#### [Exercise objective]
Sort through the entries below and pull out lines containing the word "budgets".

#### [Records to process]
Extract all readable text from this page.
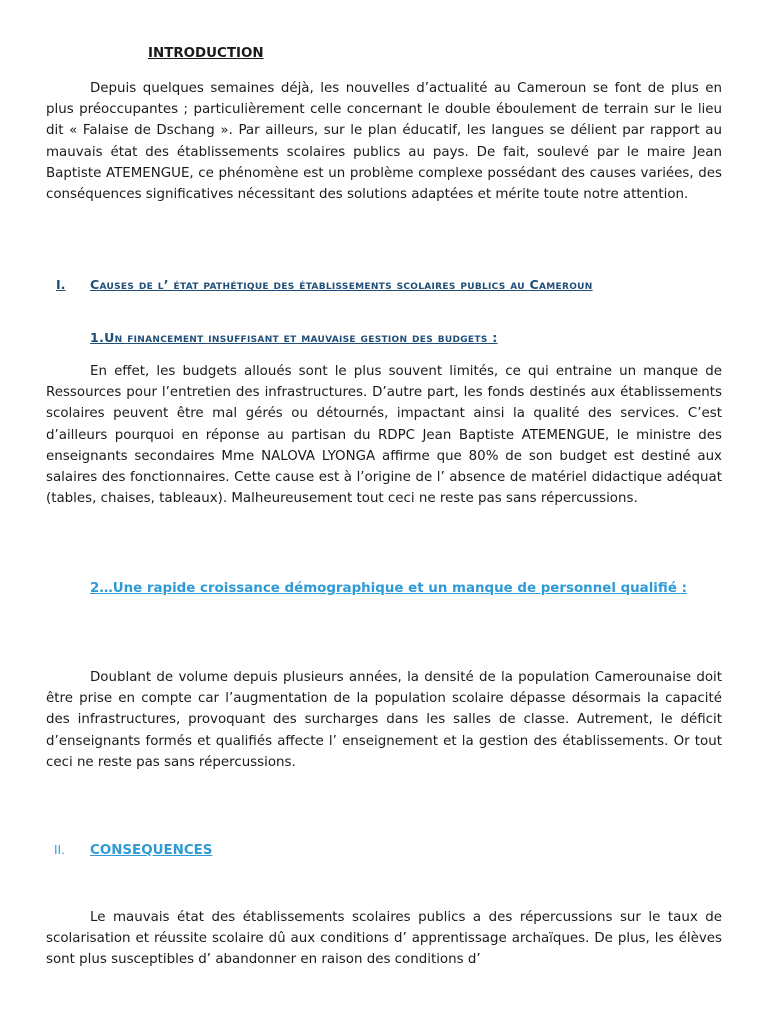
INTRODUCTION

Depuis quelques semaines déjà, les nouvelles d’actualité au Cameroun se font de plus en plus préoccupantes ; particulièrement celle concernant le double éboulement de terrain sur le lieu dit « Falaise de Dschang ». Par ailleurs, sur le plan éducatif, les langues se délient par rapport au mauvais état des établissements scolaires publics au pays. De fait, soulevé par le maire Jean Baptiste ATEMENGUE, ce phénomène est un problème complexe possédant des causes variées, des conséquences significatives nécessitant des solutions adaptées et mérite toute notre attention.

I.	Causes de l’ état pathétique des établissements scolaires publics au Cameroun

1.Un financement insuffisant et mauvaise gestion des budgets :

En effet, les budgets alloués sont le plus souvent limités, ce qui entraine un manque de Ressources pour l’entretien des infrastructures. D’autre part, les fonds destinés aux établissements scolaires peuvent être mal gérés ou détournés, impactant ainsi la qualité des services. C’est d’ailleurs pourquoi en réponse au partisan du RDPC Jean Baptiste ATEMENGUE, le ministre des enseignants secondaires Mme NALOVA LYONGA affirme que 80% de son budget est destiné aux salaires des fonctionnaires. Cette cause est à l’origine de l’ absence de matériel didactique adéquat (tables, chaises, tableaux). Malheureusement tout ceci ne reste pas sans répercussions.

2…Une rapide croissance démographique et un manque de personnel qualifié :

Doublant de volume depuis plusieurs années, la densité de la population Camerounaise doit être prise en compte car l’augmentation de la population scolaire dépasse désormais la capacité des infrastructures, provoquant des surcharges dans les salles de classe. Autrement, le déficit d’enseignants formés et qualifiés affecte l’ enseignement et la gestion des établissements. Or tout ceci ne reste pas sans répercussions.

II.	CONSEQUENCES

Le mauvais état des établissements scolaires publics a des répercussions sur le taux de scolarisation et réussite scolaire dû aux conditions d’ apprentissage archaïques. De plus, les élèves sont plus susceptibles d’ abandonner en raison des conditions d’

#### [Solution to this problem]
1.Un financement insuffisant et mauvaise gestion des budgets :
En effet, les budgets alloués sont le plus souvent limités, ce qui entraine un manque de Ressources pour l’entretien des infrastructures. D’autre part, les fonds destinés aux établissements scolaires peuvent être mal gérés ou détournés, impactant ainsi la qualité des services. C’est d’ailleurs pourquoi en réponse au partisan du RDPC Jean Baptiste ATEMENGUE, le ministre des enseignants secondaires Mme NALOVA LYONGA affirme que 80% de son budget est destiné aux salaires des fonctionnaires. Cette cause est à l’origine de l’ absence de matériel didactique adéquat (tables, chaises, tableaux). Malheureusement tout ceci ne reste pas sans répercussions.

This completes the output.